*Given problem*
Take the material below and retype it in full; pictures are left out.

*Excerpted data*
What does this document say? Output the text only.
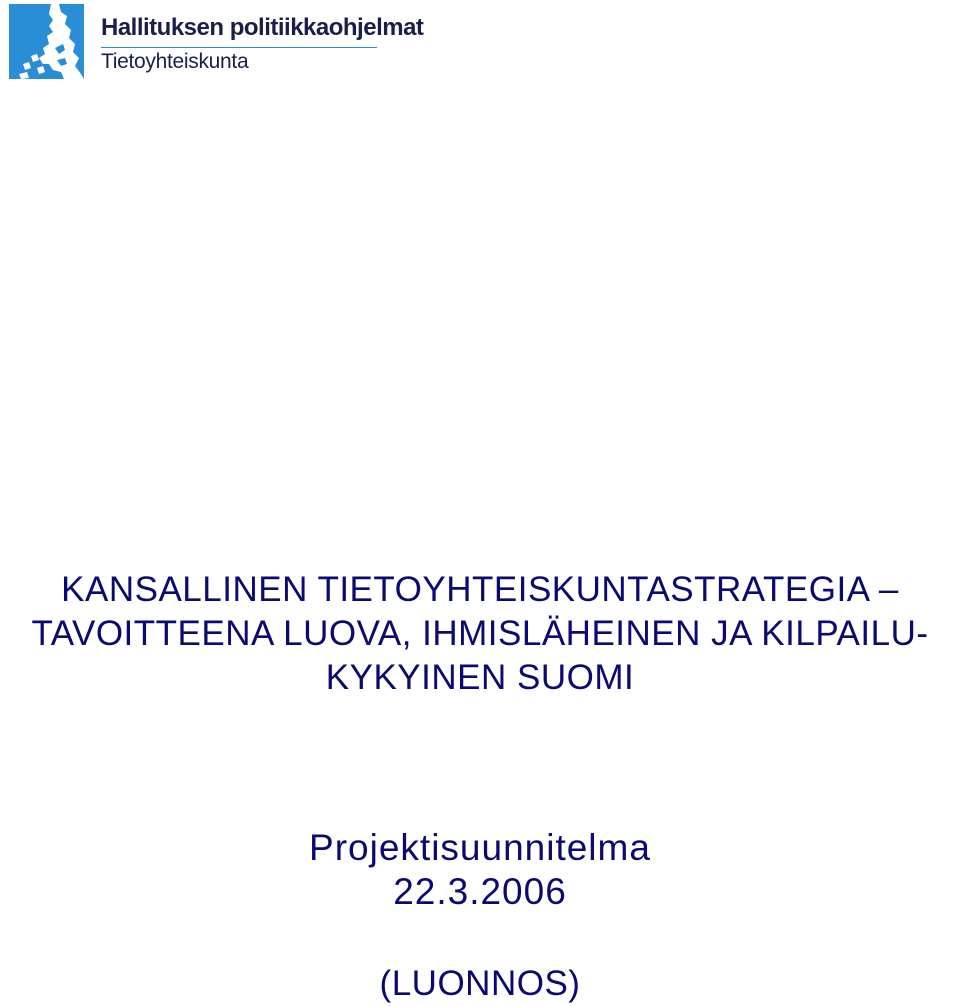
Hallituksen politiikkaohjelmat
Tietoyhteiskunta
KANSALLINEN TIETOYHTEISKUNTASTRATEGIA –
TAVOITTEENA LUOVA, IHMISLÄHEINEN JA KILPAILU-
KYKYINEN SUOMI
Projektisuunnitelma
22.3.2006
(LUONNOS)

*The completed task*
What does this document say? Output the text only.
Hallituksen politiikkaohjelmat
Tietoyhteiskunta
KANSALLINEN TIETOYHTEISKUNTASTRATEGIA –
TAVOITTEENA LUOVA, IHMISLÄHEINEN JA KILPAILU-
KYKYINEN SUOMI
Projektisuunnitelma
22.3.2006
(LUONNOS)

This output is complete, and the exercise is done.